Exercise material =>
◆ ◆ ◆ ◆ ◆ ◆ ◆
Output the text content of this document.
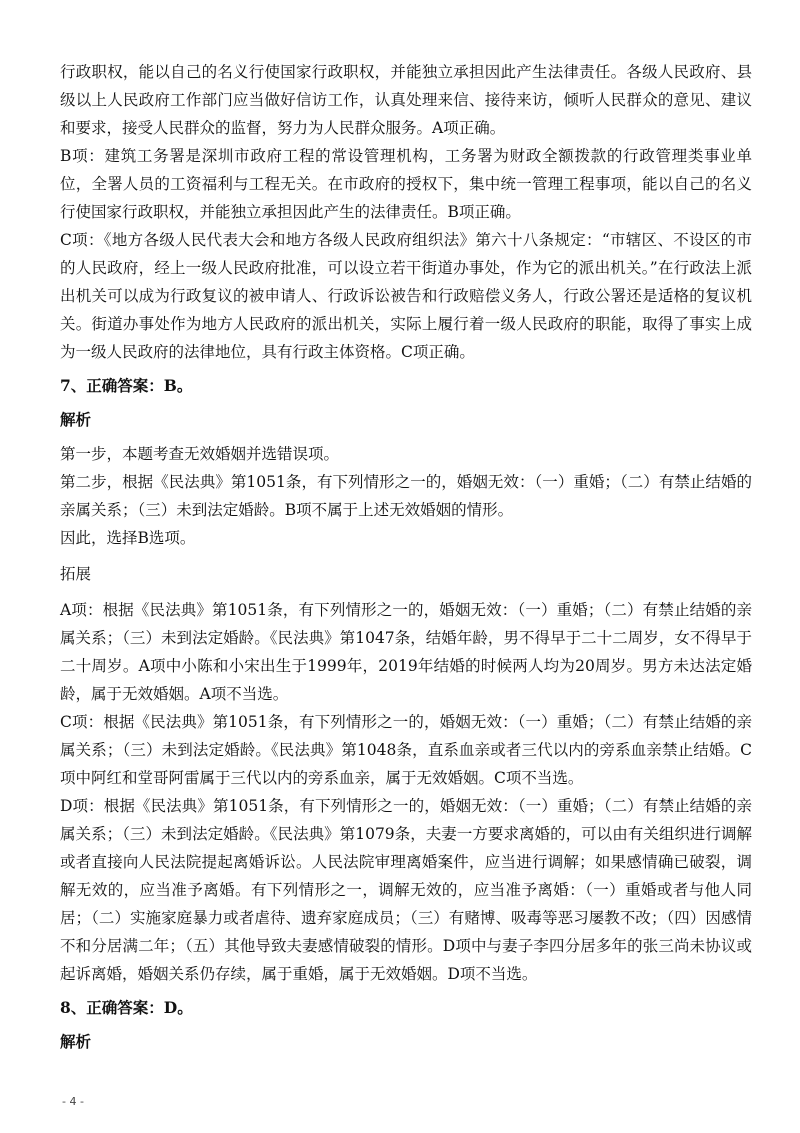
行政职权，能以自己的名义行使国家行政职权，并能独立承担因此产生法律责任。各级人民政府、县级以上人民政府工作部门应当做好信访工作，认真处理来信、接待来访，倾听人民群众的意见、建议和要求，接受人民群众的监督，努力为人民群众服务。A项正确。

B项：建筑工务署是深圳市政府工程的常设管理机构，工务署为财政全额拨款的行政管理类事业单位，全署人员的工资福利与工程无关。在市政府的授权下，集中统一管理工程事项，能以自己的名义行使国家行政职权，并能独立承担因此产生的法律责任。B项正确。

C项：《地方各级人民代表大会和地方各级人民政府组织法》第六十八条规定：“市辖区、不设区的市的人民政府，经上一级人民政府批准，可以设立若干街道办事处，作为它的派出机关。”在行政法上派出机关可以成为行政复议的被申请人、行政诉讼被告和行政赔偿义务人，行政公署还是适格的复议机关。街道办事处作为地方人民政府的派出机关，实际上履行着一级人民政府的职能，取得了事实上成为一级人民政府的法律地位，具有行政主体资格。C项正确。

7、正确答案：B。

解析

第一步，本题考查无效婚姻并选错误项。

第二步，根据《民法典》第1051条，有下列情形之一的，婚姻无效：（一）重婚；（二）有禁止结婚的亲属关系；（三）未到法定婚龄。B项不属于上述无效婚姻的情形。

因此，选择B选项。

拓展

A项：根据《民法典》第1051条，有下列情形之一的，婚姻无效：（一）重婚；（二）有禁止结婚的亲属关系；（三）未到法定婚龄。《民法典》第1047条，结婚年龄，男不得早于二十二周岁，女不得早于二十周岁。A项中小陈和小宋出生于1999年，2019年结婚的时候两人均为20周岁。男方未达法定婚龄，属于无效婚姻。A项不当选。

C项：根据《民法典》第1051条，有下列情形之一的，婚姻无效：（一）重婚；（二）有禁止结婚的亲属关系；（三）未到法定婚龄。《民法典》第1048条，直系血亲或者三代以内的旁系血亲禁止结婚。C项中阿红和堂哥阿雷属于三代以内的旁系血亲，属于无效婚姻。C项不当选。

D项：根据《民法典》第1051条，有下列情形之一的，婚姻无效：（一）重婚；（二）有禁止结婚的亲属关系；（三）未到法定婚龄。《民法典》第1079条，夫妻一方要求离婚的，可以由有关组织进行调解或者直接向人民法院提起离婚诉讼。人民法院审理离婚案件，应当进行调解；如果感情确已破裂，调解无效的，应当准予离婚。有下列情形之一，调解无效的，应当准予离婚：（一）重婚或者与他人同居；（二）实施家庭暴力或者虐待、遗弃家庭成员；（三）有赌博、吸毒等恶习屡教不改；（四）因感情不和分居满二年；（五）其他导致夫妻感情破裂的情形。D项中与妻子李四分居多年的张三尚未协议或起诉离婚，婚姻关系仍存续，属于重婚，属于无效婚姻。D项不当选。

8、正确答案：D。

解析

- 4 -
◆ ◆ ◆ ◆ ◆ ◆ ◆
Written problem =>
Go through the preceding material and copy each line that has the word "未到法定婚龄".

Response =>
第二步，根据《民法典》第1051条，有下列情形之一的，婚姻无效：（一）重婚；（二）有禁止结婚的亲属关系；（三）未到法定婚龄。B项不属于上述无效婚姻的情形。
A项：根据《民法典》第1051条，有下列情形之一的，婚姻无效：（一）重婚；（二）有禁止结婚的亲属关系；（三）未到法定婚龄。《民法典》第1047条，结婚年龄，男不得早于二十二周岁，女不得早于二十周岁。A项中小陈和小宋出生于1999年，2019年结婚的时候两人均为20周岁。男方未达法定婚龄，属于无效婚姻。A项不当选。
C项：根据《民法典》第1051条，有下列情形之一的，婚姻无效：（一）重婚；（二）有禁止结婚的亲属关系；（三）未到法定婚龄。《民法典》第1048条，直系血亲或者三代以内的旁系血亲禁止结婚。C项中阿红和堂哥阿雷属于三代以内的旁系血亲，属于无效婚姻。C项不当选。
D项：根据《民法典》第1051条，有下列情形之一的，婚姻无效：（一）重婚；（二）有禁止结婚的亲属关系；（三）未到法定婚龄。《民法典》第1079条，夫妻一方要求离婚的，可以由有关组织进行调解或者直接向人民法院提起离婚诉讼。人民法院审理离婚案件，应当进行调解；如果感情确已破裂，调解无效的，应当准予离婚。有下列情形之一，调解无效的，应当准予离婚：（一）重婚或者与他人同居；（二）实施家庭暴力或者虐待、遗弃家庭成员；（三）有赌博、吸毒等恶习屡教不改；（四）因感情不和分居满二年；（五）其他导致夫妻感情破裂的情形。D项中与妻子李四分居多年的张三尚未协议或起诉离婚，婚姻关系仍存续，属于重婚，属于无效婚姻。D项不当选。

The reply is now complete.